Directive:
Revise the entries below so that "Localize" becomes "Locate" and nothing else changes. Leave the pictures out of your answer.

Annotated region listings
▼

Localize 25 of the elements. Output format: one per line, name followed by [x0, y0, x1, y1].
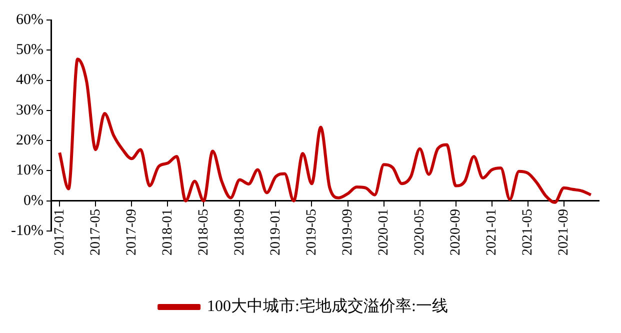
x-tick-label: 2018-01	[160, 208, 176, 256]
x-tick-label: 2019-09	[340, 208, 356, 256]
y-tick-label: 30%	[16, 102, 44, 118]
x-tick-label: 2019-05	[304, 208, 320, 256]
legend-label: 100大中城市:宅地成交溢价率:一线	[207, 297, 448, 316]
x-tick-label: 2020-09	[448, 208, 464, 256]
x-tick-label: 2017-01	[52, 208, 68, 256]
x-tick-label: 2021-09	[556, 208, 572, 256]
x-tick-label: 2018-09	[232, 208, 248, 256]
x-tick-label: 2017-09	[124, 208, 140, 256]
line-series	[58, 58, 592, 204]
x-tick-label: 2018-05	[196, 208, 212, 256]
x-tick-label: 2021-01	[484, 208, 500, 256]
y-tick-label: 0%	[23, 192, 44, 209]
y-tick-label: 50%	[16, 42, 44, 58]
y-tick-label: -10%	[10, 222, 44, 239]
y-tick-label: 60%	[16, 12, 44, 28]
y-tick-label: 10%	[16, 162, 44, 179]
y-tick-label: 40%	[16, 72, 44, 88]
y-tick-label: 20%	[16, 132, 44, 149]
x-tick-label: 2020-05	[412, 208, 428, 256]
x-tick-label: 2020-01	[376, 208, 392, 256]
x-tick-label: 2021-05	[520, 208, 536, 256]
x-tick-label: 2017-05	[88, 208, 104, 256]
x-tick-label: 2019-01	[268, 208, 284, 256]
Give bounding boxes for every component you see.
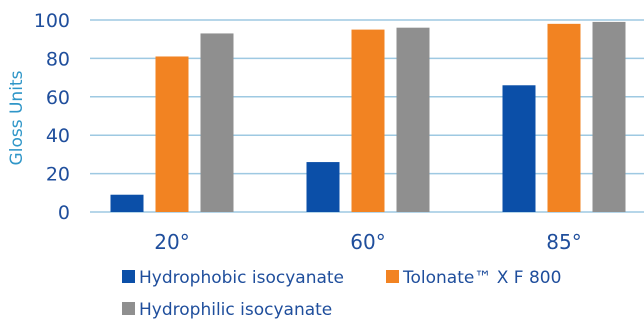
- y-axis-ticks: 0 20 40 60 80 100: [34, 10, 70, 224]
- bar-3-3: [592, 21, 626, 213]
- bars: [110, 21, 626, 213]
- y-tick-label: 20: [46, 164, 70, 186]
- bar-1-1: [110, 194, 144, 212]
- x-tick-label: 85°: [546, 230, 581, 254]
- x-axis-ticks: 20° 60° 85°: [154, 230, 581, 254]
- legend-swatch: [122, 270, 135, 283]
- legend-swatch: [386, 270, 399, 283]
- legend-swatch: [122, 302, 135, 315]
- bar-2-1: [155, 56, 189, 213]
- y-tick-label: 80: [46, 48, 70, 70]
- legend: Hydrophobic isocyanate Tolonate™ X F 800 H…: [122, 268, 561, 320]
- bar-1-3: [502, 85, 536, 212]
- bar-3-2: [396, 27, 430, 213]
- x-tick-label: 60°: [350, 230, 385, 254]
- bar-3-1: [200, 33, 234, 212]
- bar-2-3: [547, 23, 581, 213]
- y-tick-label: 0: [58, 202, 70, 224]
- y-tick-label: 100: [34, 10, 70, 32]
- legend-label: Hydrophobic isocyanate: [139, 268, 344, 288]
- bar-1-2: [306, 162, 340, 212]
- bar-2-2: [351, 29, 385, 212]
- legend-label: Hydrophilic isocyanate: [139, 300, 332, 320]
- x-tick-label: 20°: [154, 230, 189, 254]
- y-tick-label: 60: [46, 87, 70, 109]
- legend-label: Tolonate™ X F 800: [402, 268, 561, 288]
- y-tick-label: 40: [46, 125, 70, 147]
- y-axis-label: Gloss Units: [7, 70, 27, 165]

▲

Finished exercise:
Locate 25 of the elements. Output format: one per line, name followed by [x0, y0, x1, y1].
x-tick-label: 2018-01	[160, 208, 176, 256]
x-tick-label: 2019-09	[340, 208, 356, 256]
y-tick-label: 30%	[16, 102, 44, 118]
x-tick-label: 2019-05	[304, 208, 320, 256]
legend-label: 100大中城市:宅地成交溢价率:一线	[207, 297, 448, 316]
x-tick-label: 2020-09	[448, 208, 464, 256]
x-tick-label: 2017-01	[52, 208, 68, 256]
x-tick-label: 2021-09	[556, 208, 572, 256]
x-tick-label: 2018-09	[232, 208, 248, 256]
x-tick-label: 2017-09	[124, 208, 140, 256]
line-series	[58, 58, 592, 204]
x-tick-label: 2018-05	[196, 208, 212, 256]
x-tick-label: 2021-01	[484, 208, 500, 256]
y-tick-label: 0%	[23, 192, 44, 209]
y-tick-label: 50%	[16, 42, 44, 58]
y-tick-label: -10%	[10, 222, 44, 239]
y-tick-label: 60%	[16, 12, 44, 28]
y-tick-label: 10%	[16, 162, 44, 179]
y-tick-label: 40%	[16, 72, 44, 88]
y-tick-label: 20%	[16, 132, 44, 149]
x-tick-label: 2020-05	[412, 208, 428, 256]
x-tick-label: 2020-01	[376, 208, 392, 256]
x-tick-label: 2021-05	[520, 208, 536, 256]
x-tick-label: 2017-05	[88, 208, 104, 256]
x-tick-label: 2019-01	[268, 208, 284, 256]
Give bounding boxes for every component you see.
- y-axis-ticks: 0 20 40 60 80 100: [34, 10, 70, 224]
- bar-3-3: [592, 21, 626, 213]
- bars: [110, 21, 626, 213]
- y-tick-label: 20: [46, 164, 70, 186]
- bar-1-1: [110, 194, 144, 212]
- x-tick-label: 85°: [546, 230, 581, 254]
- x-axis-ticks: 20° 60° 85°: [154, 230, 581, 254]
- legend-swatch: [122, 270, 135, 283]
- legend-swatch: [386, 270, 399, 283]
- legend-swatch: [122, 302, 135, 315]
- bar-2-1: [155, 56, 189, 213]
- y-tick-label: 80: [46, 48, 70, 70]
- legend: Hydrophobic isocyanate Tolonate™ X F 800 H…: [122, 268, 561, 320]
- bar-1-3: [502, 85, 536, 212]
- bar-3-2: [396, 27, 430, 213]
- x-tick-label: 60°: [350, 230, 385, 254]
- bar-3-1: [200, 33, 234, 212]
- bar-2-3: [547, 23, 581, 213]
- y-tick-label: 0: [58, 202, 70, 224]
- y-tick-label: 100: [34, 10, 70, 32]
- legend-label: Hydrophobic isocyanate: [139, 268, 344, 288]
- bar-1-2: [306, 162, 340, 212]
- bar-2-2: [351, 29, 385, 212]
- legend-label: Hydrophilic isocyanate: [139, 300, 332, 320]
- x-tick-label: 20°: [154, 230, 189, 254]
- y-tick-label: 60: [46, 87, 70, 109]
- legend-label: Tolonate™ X F 800: [402, 268, 561, 288]
- y-tick-label: 40: [46, 125, 70, 147]
- y-axis-label: Gloss Units: [7, 70, 27, 165]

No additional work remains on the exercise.